Look through the listing and locate every line containing the word "Center"; copy those lines.

....

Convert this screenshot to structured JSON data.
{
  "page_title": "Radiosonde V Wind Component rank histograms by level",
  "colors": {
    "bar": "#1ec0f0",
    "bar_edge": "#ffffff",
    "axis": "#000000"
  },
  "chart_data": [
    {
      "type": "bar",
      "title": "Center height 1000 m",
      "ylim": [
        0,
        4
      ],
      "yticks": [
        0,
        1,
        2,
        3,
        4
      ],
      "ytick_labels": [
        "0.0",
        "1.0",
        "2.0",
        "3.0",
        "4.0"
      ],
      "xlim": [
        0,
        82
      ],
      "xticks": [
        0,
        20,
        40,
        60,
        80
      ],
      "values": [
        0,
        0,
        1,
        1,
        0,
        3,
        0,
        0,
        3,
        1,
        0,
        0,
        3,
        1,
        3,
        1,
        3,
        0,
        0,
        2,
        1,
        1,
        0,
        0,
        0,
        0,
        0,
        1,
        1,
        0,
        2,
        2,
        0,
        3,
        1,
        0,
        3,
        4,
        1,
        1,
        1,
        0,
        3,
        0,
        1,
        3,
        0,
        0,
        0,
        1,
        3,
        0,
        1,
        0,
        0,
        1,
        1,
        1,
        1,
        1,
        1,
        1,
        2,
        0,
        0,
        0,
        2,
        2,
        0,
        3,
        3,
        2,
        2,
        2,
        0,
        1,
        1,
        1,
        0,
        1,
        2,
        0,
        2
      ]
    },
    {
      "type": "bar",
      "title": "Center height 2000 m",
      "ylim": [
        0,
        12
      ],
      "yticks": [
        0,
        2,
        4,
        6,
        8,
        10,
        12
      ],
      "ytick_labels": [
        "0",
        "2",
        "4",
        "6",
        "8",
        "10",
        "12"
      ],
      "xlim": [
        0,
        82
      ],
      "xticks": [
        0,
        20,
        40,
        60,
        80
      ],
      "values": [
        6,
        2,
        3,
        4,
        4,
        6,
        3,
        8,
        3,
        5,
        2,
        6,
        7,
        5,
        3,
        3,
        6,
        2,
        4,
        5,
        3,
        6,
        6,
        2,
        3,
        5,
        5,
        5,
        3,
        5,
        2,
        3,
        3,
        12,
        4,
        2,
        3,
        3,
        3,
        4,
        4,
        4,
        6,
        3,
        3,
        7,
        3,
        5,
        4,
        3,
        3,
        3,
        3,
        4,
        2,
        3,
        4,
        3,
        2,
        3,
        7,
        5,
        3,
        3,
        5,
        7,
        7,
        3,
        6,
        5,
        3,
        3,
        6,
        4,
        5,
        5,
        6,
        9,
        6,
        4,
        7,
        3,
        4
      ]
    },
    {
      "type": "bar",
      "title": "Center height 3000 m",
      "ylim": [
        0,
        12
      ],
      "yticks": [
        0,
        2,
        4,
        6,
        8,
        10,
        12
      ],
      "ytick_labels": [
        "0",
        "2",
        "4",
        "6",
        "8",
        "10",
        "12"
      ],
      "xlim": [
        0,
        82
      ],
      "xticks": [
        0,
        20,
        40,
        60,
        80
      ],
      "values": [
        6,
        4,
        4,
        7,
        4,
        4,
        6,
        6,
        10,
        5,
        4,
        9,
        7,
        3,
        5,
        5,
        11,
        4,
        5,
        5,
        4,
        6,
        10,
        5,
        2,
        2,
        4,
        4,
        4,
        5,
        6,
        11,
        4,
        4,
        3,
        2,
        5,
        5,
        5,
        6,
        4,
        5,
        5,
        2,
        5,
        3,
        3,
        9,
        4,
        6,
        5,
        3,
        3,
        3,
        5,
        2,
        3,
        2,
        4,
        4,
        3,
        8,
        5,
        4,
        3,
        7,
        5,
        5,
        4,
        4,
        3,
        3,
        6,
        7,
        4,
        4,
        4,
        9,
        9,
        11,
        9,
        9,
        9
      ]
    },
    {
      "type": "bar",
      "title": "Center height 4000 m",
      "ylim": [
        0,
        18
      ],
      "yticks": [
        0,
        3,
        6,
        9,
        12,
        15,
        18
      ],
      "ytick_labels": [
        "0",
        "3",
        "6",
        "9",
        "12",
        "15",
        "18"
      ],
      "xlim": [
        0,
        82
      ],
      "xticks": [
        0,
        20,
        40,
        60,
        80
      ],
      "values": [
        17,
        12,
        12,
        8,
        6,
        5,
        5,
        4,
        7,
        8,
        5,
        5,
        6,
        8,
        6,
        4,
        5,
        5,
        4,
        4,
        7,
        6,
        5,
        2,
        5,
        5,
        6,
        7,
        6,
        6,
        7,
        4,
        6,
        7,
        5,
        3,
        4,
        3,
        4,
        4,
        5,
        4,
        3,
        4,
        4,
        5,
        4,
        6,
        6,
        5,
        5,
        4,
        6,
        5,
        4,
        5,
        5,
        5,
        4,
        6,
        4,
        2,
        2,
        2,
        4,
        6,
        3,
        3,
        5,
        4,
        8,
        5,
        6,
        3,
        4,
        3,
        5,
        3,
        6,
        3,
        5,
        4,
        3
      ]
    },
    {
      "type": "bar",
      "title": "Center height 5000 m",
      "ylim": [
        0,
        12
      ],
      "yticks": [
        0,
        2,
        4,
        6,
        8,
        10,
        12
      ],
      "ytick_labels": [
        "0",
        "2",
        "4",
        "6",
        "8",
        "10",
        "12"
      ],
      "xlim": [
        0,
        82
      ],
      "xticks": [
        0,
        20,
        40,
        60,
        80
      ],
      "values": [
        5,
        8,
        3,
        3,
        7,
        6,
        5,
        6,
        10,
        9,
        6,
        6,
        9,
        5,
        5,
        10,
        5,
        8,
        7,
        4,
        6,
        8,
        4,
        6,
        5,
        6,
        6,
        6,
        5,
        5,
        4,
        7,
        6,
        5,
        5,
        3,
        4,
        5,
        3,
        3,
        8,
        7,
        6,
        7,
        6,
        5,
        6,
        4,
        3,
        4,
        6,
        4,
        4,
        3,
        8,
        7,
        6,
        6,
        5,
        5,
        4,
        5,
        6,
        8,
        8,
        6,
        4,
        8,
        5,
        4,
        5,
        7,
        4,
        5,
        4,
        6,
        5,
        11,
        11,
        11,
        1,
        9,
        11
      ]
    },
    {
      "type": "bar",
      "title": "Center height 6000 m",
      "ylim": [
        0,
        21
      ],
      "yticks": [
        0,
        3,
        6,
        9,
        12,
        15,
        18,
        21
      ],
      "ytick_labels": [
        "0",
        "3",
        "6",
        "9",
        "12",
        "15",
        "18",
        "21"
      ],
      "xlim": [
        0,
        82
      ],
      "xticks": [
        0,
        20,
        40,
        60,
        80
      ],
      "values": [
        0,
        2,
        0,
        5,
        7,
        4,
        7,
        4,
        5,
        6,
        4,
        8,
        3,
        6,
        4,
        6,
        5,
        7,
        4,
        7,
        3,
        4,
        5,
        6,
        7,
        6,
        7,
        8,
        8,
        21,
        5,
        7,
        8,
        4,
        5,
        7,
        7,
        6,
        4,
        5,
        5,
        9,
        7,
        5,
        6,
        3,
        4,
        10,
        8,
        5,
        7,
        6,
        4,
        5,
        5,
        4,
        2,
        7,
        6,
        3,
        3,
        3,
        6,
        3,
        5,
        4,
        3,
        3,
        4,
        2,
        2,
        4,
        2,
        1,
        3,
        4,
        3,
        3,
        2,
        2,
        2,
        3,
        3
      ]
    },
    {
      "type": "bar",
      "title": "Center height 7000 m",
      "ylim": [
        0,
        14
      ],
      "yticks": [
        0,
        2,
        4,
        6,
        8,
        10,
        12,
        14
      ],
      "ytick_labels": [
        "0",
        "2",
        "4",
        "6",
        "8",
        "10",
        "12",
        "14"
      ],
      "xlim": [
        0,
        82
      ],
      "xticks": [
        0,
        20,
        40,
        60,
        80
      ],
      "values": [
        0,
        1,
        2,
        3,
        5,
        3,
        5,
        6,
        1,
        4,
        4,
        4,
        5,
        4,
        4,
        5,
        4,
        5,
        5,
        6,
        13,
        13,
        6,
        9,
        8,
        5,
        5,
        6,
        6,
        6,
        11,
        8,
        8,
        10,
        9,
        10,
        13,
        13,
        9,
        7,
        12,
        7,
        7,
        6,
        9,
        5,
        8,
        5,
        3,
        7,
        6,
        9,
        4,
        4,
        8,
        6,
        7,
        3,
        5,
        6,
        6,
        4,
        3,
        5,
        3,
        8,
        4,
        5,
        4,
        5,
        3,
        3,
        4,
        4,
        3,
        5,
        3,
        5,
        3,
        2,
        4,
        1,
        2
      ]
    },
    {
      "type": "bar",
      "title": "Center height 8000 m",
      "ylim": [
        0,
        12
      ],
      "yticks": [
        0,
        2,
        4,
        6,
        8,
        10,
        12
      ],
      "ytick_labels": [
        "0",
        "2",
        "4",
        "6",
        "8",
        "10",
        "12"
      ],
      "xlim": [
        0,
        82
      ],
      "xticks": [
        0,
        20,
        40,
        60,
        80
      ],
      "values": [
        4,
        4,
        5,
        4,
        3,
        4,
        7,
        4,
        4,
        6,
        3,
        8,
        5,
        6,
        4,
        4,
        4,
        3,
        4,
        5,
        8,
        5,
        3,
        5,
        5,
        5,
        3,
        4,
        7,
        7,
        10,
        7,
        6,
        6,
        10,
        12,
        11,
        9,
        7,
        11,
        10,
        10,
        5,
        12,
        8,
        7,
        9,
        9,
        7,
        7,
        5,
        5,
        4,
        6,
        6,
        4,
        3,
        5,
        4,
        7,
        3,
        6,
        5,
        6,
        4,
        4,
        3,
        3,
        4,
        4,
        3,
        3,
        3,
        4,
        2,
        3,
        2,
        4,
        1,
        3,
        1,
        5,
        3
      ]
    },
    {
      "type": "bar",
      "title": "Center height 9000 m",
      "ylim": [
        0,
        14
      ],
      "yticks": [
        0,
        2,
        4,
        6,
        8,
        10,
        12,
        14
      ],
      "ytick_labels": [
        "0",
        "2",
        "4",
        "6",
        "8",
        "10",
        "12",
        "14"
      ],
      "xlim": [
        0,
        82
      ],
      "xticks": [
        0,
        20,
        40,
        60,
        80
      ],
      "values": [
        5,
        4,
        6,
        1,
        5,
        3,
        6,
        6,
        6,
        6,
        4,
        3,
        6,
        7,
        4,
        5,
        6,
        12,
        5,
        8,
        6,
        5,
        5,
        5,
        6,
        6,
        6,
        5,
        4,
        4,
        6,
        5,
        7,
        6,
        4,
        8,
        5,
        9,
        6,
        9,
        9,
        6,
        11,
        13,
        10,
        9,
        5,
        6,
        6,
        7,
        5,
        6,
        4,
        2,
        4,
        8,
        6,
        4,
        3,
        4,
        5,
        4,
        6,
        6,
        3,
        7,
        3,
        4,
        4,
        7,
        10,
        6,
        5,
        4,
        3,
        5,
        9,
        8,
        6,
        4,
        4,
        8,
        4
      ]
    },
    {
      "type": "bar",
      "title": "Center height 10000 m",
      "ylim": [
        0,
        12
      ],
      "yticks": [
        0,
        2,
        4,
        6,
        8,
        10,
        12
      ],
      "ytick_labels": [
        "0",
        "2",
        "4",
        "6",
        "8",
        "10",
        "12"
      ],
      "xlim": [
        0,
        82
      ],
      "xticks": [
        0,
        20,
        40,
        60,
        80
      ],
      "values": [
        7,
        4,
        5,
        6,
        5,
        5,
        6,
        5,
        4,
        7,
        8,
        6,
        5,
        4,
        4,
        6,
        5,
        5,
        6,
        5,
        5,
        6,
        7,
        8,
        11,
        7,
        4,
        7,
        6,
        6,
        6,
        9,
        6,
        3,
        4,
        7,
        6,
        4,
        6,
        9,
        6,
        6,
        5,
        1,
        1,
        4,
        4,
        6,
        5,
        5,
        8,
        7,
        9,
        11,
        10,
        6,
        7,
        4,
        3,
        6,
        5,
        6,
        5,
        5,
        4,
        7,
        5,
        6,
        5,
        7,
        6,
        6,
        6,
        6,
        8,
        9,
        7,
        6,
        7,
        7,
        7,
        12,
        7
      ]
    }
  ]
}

....

• Task output
      "title": "Center height 1000 m",
      "title": "Center height 2000 m",
      "title": "Center height 3000 m",
      "title": "Center height 4000 m",
      "title": "Center height 5000 m",
      "title": "Center height 6000 m",
      "title": "Center height 7000 m",
      "title": "Center height 8000 m",
      "title": "Center height 9000 m",
      "title": "Center height 10000 m",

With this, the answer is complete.